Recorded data
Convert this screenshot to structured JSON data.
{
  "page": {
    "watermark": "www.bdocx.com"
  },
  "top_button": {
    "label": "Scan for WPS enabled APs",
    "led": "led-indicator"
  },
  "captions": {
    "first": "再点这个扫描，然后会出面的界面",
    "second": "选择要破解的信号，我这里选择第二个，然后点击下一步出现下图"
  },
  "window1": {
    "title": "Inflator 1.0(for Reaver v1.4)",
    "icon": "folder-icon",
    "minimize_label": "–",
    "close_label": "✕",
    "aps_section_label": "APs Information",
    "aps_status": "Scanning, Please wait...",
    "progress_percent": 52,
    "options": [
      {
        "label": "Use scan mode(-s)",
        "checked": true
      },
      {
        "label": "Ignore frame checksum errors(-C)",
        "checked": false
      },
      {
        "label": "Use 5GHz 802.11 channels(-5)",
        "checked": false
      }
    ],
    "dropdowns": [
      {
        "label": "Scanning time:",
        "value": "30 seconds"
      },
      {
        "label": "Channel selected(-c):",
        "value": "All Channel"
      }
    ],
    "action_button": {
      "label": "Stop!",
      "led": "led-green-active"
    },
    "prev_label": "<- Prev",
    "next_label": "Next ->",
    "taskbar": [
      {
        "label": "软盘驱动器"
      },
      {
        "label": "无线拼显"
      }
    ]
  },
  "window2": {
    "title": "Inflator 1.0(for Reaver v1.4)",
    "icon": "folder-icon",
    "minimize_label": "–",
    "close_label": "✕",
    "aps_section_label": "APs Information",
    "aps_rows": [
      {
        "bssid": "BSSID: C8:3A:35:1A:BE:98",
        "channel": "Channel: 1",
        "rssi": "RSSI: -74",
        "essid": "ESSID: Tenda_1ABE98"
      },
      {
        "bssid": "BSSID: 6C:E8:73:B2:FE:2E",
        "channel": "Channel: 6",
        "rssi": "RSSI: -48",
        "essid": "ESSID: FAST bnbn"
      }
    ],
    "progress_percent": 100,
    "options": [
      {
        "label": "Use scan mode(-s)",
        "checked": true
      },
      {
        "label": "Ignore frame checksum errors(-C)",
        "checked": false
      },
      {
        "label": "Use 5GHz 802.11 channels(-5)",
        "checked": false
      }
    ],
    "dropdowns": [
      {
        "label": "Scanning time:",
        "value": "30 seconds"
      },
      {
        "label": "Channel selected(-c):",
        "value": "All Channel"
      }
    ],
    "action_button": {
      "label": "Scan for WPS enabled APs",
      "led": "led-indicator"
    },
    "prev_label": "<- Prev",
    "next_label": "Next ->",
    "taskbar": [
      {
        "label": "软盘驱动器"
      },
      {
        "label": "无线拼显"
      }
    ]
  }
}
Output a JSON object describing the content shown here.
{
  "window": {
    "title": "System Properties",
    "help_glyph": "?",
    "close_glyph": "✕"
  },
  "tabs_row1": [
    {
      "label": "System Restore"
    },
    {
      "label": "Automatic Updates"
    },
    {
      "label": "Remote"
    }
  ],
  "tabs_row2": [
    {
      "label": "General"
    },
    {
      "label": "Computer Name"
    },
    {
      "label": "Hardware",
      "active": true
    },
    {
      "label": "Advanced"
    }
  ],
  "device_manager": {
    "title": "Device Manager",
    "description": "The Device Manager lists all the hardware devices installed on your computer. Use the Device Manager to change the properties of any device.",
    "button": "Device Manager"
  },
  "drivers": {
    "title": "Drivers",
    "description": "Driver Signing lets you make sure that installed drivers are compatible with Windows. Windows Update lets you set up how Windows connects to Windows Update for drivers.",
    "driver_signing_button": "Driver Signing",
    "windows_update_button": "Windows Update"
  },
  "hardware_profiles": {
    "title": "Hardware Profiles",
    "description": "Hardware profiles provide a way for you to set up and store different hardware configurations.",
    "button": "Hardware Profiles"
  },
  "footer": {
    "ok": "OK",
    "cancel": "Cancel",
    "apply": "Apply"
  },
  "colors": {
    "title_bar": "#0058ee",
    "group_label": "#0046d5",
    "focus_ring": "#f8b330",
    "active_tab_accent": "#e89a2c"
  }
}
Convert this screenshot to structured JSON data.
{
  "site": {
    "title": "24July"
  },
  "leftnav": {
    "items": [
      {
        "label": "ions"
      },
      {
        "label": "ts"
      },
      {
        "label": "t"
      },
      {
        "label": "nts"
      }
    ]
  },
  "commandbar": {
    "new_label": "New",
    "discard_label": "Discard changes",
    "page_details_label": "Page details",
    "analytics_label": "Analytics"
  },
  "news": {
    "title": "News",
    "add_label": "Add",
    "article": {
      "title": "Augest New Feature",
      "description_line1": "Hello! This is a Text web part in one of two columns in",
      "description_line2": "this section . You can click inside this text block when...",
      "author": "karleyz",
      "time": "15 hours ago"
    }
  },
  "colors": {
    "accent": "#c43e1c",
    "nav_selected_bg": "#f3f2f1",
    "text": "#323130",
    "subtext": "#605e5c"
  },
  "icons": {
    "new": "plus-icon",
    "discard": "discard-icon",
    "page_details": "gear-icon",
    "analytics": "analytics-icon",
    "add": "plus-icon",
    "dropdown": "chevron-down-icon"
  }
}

Exercise goal
Word for word, extract all the records.

Answer to the problem
Convert this screenshot to structured JSON data.
{
  "page": {
    "watermark": "www.bdocx.com"
  },
  "top_button": {
    "label": "Scan for WPS enabled APs",
    "led": "led-indicator"
  },
  "captions": {
    "first": "再点这个扫描，然后会出面的界面",
    "second": "选择要破解的信号，我这里选择第二个，然后点击下一步出现下图"
  },
  "window1": {
    "title": "Inflator 1.0(for Reaver v1.4)",
    "icon": "folder-icon",
    "minimize_label": "–",
    "close_label": "✕",
    "aps_section_label": "APs Information",
    "aps_status": "Scanning, Please wait...",
    "progress_percent": 52,
    "options": [
      {
        "label": "Use scan mode(-s)",
        "checked": true
      },
      {
        "label": "Ignore frame checksum errors(-C)",
        "checked": false
      },
      {
        "label": "Use 5GHz 802.11 channels(-5)",
        "checked": false
      }
    ],
    "dropdowns": [
      {
        "label": "Scanning time:",
        "value": "30 seconds"
      },
      {
        "label": "Channel selected(-c):",
        "value": "All Channel"
      }
    ],
    "action_button": {
      "label": "Stop!",
      "led": "led-green-active"
    },
    "prev_label": "<- Prev",
    "next_label": "Next ->",
    "taskbar": [
      {
        "label": "软盘驱动器"
      },
      {
        "label": "无线拼显"
      }
    ]
  },
  "window2": {
    "title": "Inflator 1.0(for Reaver v1.4)",
    "icon": "folder-icon",
    "minimize_label": "–",
    "close_label": "✕",
    "aps_section_label": "APs Information",
    "aps_rows": [
      {
        "bssid": "BSSID: C8:3A:35:1A:BE:98",
        "channel": "Channel: 1",
        "rssi": "RSSI: -74",
        "essid": "ESSID: Tenda_1ABE98"
      },
      {
        "bssid": "BSSID: 6C:E8:73:B2:FE:2E",
        "channel": "Channel: 6",
        "rssi": "RSSI: -48",
        "essid": "ESSID: FAST bnbn"
      }
    ],
    "progress_percent": 100,
    "options": [
      {
        "label": "Use scan mode(-s)",
        "checked": true
      },
      {
        "label": "Ignore frame checksum errors(-C)",
        "checked": false
      },
      {
        "label": "Use 5GHz 802.11 channels(-5)",
        "checked": false
      }
    ],
    "dropdowns": [
      {
        "label": "Scanning time:",
        "value": "30 seconds"
      },
      {
        "label": "Channel selected(-c):",
        "value": "All Channel"
      }
    ],
    "action_button": {
      "label": "Scan for WPS enabled APs",
      "led": "led-indicator"
    },
    "prev_label": "<- Prev",
    "next_label": "Next ->",
    "taskbar": [
      {
        "label": "软盘驱动器"
      },
      {
        "label": "无线拼显"
      }
    ]
  }
}
Output a JSON object describing the content shown here.
{
  "window": {
    "title": "System Properties",
    "help_glyph": "?",
    "close_glyph": "✕"
  },
  "tabs_row1": [
    {
      "label": "System Restore"
    },
    {
      "label": "Automatic Updates"
    },
    {
      "label": "Remote"
    }
  ],
  "tabs_row2": [
    {
      "label": "General"
    },
    {
      "label": "Computer Name"
    },
    {
      "label": "Hardware",
      "active": true
    },
    {
      "label": "Advanced"
    }
  ],
  "device_manager": {
    "title": "Device Manager",
    "description": "The Device Manager lists all the hardware devices installed on your computer. Use the Device Manager to change the properties of any device.",
    "button": "Device Manager"
  },
  "drivers": {
    "title": "Drivers",
    "description": "Driver Signing lets you make sure that installed drivers are compatible with Windows. Windows Update lets you set up how Windows connects to Windows Update for drivers.",
    "driver_signing_button": "Driver Signing",
    "windows_update_button": "Windows Update"
  },
  "hardware_profiles": {
    "title": "Hardware Profiles",
    "description": "Hardware profiles provide a way for you to set up and store different hardware configurations.",
    "button": "Hardware Profiles"
  },
  "footer": {
    "ok": "OK",
    "cancel": "Cancel",
    "apply": "Apply"
  },
  "colors": {
    "title_bar": "#0058ee",
    "group_label": "#0046d5",
    "focus_ring": "#f8b330",
    "active_tab_accent": "#e89a2c"
  }
}
Convert this screenshot to structured JSON data.
{
  "site": {
    "title": "24July"
  },
  "leftnav": {
    "items": [
      {
        "label": "ions"
      },
      {
        "label": "ts"
      },
      {
        "label": "t"
      },
      {
        "label": "nts"
      }
    ]
  },
  "commandbar": {
    "new_label": "New",
    "discard_label": "Discard changes",
    "page_details_label": "Page details",
    "analytics_label": "Analytics"
  },
  "news": {
    "title": "News",
    "add_label": "Add",
    "article": {
      "title": "Augest New Feature",
      "description_line1": "Hello! This is a Text web part in one of two columns in",
      "description_line2": "this section . You can click inside this text block when...",
      "author": "karleyz",
      "time": "15 hours ago"
    }
  },
  "colors": {
    "accent": "#c43e1c",
    "nav_selected_bg": "#f3f2f1",
    "text": "#323130",
    "subtext": "#605e5c"
  },
  "icons": {
    "new": "plus-icon",
    "discard": "discard-icon",
    "page_details": "gear-icon",
    "analytics": "analytics-icon",
    "add": "plus-icon",
    "dropdown": "chevron-down-icon"
  }
}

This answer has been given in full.